• _Your objective_
Identify and reproduce every line holding the string "mayor".

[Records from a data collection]
○ ○ ○ ○ ○ ○ ○

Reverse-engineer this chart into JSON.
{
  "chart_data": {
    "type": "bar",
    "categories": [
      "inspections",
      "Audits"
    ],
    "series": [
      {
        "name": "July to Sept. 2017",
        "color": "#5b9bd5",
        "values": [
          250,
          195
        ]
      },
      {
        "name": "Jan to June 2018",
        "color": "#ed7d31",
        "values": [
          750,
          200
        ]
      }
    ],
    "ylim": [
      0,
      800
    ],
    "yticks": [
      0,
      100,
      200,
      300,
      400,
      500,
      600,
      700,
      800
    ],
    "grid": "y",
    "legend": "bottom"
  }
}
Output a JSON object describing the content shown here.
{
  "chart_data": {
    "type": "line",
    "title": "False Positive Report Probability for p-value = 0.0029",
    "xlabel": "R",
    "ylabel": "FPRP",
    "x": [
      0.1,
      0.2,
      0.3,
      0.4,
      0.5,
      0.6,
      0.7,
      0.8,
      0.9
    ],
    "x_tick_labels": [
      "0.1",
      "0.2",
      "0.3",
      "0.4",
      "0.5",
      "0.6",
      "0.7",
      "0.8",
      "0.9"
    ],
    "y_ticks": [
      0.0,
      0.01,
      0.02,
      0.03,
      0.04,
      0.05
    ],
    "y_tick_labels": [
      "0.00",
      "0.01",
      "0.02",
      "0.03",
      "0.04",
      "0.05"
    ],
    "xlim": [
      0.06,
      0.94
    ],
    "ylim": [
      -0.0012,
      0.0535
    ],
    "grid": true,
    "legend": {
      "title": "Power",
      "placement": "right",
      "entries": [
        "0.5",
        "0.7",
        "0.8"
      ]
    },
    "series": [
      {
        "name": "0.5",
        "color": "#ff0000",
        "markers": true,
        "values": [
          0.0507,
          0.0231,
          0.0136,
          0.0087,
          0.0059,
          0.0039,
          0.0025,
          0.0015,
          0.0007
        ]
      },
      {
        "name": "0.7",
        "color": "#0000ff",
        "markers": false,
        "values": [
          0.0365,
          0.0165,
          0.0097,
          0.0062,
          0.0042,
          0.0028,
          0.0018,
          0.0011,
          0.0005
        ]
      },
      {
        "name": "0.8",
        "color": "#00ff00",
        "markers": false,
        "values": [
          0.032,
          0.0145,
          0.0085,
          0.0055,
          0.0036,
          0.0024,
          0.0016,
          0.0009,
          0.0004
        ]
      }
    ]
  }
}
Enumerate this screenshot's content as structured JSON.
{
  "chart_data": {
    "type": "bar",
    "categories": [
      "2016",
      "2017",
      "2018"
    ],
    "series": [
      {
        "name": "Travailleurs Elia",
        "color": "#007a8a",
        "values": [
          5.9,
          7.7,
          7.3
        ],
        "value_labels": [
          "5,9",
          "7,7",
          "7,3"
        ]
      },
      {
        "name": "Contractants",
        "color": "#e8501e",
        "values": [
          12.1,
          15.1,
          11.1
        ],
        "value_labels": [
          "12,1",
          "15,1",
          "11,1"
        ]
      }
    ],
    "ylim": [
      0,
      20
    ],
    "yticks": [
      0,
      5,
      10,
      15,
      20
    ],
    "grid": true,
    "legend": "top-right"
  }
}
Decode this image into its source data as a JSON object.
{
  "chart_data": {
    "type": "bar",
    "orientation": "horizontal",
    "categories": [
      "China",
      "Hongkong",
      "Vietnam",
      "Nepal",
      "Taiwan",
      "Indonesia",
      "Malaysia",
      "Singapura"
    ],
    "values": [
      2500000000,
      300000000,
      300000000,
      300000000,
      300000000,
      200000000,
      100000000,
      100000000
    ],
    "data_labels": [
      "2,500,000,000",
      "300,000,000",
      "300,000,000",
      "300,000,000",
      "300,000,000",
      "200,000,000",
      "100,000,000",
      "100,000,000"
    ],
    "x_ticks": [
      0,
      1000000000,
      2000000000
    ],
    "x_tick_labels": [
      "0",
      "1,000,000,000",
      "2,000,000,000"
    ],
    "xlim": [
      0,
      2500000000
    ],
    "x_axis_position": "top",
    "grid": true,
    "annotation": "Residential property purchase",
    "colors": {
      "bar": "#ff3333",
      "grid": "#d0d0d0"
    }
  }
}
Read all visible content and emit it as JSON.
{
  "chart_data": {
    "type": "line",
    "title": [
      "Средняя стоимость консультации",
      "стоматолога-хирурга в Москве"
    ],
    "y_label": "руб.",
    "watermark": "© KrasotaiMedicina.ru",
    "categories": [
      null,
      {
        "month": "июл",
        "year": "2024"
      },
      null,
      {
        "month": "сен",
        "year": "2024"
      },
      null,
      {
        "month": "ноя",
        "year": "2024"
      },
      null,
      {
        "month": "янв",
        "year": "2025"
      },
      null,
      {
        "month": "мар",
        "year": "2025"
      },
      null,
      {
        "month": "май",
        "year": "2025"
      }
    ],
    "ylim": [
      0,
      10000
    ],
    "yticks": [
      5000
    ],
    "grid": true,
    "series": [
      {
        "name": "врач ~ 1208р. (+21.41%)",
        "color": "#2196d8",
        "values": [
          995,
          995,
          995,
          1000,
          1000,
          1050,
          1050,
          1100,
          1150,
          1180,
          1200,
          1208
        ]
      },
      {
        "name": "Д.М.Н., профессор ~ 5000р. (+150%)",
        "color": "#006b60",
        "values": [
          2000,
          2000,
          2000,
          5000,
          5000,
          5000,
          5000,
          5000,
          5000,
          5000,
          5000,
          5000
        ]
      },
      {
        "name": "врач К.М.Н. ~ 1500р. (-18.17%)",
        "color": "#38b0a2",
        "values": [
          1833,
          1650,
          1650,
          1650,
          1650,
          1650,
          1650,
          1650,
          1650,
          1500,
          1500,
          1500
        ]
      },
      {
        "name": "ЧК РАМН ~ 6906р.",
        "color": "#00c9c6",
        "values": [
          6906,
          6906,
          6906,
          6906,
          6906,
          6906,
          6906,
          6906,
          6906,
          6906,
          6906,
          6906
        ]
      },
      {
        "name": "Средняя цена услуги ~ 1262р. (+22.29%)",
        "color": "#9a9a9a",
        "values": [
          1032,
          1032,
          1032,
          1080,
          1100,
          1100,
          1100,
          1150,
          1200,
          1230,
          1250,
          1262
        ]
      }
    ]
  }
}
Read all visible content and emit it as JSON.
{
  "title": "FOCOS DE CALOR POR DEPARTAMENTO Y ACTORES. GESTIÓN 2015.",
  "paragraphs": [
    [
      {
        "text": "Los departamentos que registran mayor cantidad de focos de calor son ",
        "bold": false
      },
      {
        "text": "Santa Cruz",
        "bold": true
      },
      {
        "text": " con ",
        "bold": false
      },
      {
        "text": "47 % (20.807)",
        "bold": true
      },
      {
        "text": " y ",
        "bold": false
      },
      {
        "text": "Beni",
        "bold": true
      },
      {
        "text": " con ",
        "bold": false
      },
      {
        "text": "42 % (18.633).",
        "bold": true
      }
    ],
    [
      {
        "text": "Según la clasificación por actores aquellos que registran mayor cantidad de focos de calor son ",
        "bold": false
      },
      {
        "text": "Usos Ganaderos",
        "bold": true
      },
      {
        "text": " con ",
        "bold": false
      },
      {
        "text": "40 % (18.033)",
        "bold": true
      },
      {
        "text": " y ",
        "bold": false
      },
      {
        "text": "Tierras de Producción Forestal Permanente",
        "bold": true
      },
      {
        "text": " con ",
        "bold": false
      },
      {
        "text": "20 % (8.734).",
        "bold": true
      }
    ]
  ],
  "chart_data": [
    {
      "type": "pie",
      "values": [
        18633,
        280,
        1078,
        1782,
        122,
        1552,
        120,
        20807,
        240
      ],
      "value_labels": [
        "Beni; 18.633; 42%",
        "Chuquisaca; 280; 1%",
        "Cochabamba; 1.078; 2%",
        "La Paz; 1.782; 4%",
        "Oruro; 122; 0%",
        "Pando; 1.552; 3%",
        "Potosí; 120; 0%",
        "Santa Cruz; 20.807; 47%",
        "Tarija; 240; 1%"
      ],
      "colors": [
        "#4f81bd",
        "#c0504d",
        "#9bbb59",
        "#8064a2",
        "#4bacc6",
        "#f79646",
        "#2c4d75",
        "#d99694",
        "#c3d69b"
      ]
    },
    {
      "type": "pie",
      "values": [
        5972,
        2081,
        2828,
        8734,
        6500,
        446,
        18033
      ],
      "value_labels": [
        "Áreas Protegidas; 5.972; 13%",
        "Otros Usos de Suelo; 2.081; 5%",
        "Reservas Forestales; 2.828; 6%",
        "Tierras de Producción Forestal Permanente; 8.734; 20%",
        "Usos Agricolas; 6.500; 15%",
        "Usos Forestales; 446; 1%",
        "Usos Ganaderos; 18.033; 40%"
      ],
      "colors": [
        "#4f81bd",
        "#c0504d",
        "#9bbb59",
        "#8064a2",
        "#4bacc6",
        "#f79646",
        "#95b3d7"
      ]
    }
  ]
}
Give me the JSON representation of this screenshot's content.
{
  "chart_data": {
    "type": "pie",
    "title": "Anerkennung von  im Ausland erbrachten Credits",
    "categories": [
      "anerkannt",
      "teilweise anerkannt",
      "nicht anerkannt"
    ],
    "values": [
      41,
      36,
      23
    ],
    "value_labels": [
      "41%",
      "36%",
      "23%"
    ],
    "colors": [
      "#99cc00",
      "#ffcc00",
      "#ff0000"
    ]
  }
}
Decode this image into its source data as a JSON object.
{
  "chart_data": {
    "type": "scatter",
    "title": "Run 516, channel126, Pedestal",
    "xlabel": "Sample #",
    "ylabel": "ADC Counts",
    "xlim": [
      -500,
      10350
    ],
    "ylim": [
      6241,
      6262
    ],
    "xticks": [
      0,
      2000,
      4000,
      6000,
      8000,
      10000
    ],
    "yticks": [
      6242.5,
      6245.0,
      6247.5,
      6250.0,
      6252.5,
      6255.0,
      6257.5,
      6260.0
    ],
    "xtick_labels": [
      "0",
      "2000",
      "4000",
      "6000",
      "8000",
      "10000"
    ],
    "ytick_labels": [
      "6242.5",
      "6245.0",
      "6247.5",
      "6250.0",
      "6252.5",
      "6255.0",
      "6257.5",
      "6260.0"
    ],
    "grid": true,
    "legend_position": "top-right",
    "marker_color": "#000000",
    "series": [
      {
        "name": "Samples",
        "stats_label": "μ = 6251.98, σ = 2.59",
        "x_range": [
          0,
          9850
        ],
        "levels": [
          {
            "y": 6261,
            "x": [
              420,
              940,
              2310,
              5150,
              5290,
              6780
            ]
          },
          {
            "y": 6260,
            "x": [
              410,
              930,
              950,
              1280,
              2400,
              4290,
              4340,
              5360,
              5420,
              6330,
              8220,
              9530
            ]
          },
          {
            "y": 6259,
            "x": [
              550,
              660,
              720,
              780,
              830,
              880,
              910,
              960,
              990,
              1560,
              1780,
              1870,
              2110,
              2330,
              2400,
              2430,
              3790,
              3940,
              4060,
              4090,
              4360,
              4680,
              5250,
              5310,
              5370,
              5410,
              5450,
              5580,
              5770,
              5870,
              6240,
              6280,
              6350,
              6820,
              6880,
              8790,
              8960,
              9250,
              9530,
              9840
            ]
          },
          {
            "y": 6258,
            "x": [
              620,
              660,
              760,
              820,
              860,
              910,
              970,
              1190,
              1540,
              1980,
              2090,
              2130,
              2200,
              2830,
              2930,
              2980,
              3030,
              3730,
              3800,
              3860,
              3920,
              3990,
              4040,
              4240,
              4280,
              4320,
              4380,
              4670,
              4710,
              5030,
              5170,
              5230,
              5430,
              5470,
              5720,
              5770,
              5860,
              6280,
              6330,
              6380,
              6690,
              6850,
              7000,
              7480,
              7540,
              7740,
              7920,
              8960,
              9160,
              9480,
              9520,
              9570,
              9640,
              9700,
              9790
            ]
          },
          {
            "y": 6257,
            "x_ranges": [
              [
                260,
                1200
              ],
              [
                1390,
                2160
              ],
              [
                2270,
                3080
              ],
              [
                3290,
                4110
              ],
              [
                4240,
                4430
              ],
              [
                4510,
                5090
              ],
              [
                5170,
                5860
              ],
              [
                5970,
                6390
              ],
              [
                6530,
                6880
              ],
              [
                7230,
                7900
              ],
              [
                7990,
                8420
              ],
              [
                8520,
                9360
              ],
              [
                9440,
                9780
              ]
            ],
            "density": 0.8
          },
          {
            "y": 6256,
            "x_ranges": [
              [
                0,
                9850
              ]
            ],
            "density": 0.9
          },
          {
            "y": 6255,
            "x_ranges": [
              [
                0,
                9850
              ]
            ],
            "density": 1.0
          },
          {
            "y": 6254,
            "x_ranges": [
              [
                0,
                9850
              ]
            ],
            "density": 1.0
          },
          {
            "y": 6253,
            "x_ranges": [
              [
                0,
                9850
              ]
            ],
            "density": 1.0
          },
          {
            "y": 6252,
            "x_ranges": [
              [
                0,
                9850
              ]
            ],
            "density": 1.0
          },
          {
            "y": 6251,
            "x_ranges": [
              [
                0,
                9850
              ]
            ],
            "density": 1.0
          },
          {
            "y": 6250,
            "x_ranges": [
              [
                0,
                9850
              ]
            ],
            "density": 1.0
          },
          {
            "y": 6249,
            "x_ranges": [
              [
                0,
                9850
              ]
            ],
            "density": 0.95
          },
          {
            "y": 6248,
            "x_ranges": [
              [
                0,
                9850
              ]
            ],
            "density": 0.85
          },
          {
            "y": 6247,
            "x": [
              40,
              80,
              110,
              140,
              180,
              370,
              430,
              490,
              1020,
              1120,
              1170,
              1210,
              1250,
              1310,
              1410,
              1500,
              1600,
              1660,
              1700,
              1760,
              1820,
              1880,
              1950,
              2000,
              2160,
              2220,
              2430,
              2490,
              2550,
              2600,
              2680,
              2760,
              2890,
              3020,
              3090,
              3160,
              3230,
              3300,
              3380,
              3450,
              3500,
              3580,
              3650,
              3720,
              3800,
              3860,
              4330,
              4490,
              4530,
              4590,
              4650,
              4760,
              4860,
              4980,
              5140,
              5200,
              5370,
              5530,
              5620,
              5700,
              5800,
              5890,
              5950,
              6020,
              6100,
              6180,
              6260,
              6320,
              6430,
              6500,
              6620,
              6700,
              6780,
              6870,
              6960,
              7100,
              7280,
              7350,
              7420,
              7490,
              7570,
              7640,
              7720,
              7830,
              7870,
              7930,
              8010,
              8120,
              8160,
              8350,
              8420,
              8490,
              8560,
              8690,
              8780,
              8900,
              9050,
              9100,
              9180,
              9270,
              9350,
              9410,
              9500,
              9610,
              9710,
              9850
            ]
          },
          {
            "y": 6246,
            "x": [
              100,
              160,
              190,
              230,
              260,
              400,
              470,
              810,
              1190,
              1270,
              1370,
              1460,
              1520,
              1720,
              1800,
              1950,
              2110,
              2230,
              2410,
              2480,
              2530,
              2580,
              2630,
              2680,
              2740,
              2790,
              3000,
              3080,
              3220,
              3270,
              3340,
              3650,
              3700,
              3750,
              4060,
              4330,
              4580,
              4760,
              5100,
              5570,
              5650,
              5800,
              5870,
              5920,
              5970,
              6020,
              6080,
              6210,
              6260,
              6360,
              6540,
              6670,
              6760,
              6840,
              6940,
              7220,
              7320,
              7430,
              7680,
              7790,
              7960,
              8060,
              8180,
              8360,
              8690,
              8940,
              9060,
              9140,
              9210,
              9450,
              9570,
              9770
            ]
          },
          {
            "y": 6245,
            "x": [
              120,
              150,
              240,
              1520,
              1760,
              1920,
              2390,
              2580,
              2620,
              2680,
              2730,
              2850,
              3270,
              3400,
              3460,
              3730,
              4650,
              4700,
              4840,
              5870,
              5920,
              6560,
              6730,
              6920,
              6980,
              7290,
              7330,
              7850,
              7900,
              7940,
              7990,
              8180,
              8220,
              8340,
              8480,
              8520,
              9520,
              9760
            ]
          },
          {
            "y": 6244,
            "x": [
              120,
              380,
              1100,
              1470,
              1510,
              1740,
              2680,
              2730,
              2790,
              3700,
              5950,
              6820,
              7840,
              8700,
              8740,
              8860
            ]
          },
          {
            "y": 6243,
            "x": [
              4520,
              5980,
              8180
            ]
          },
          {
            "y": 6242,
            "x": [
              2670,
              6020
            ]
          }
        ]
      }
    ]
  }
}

○ ○ ○ ○ ○ ○ ○

• _Problem solution_
        "text": "Los departamentos que registran mayor cantidad de focos de calor son ",
        "text": "Según la clasificación por actores aquellos que registran mayor cantidad de focos de calor son ",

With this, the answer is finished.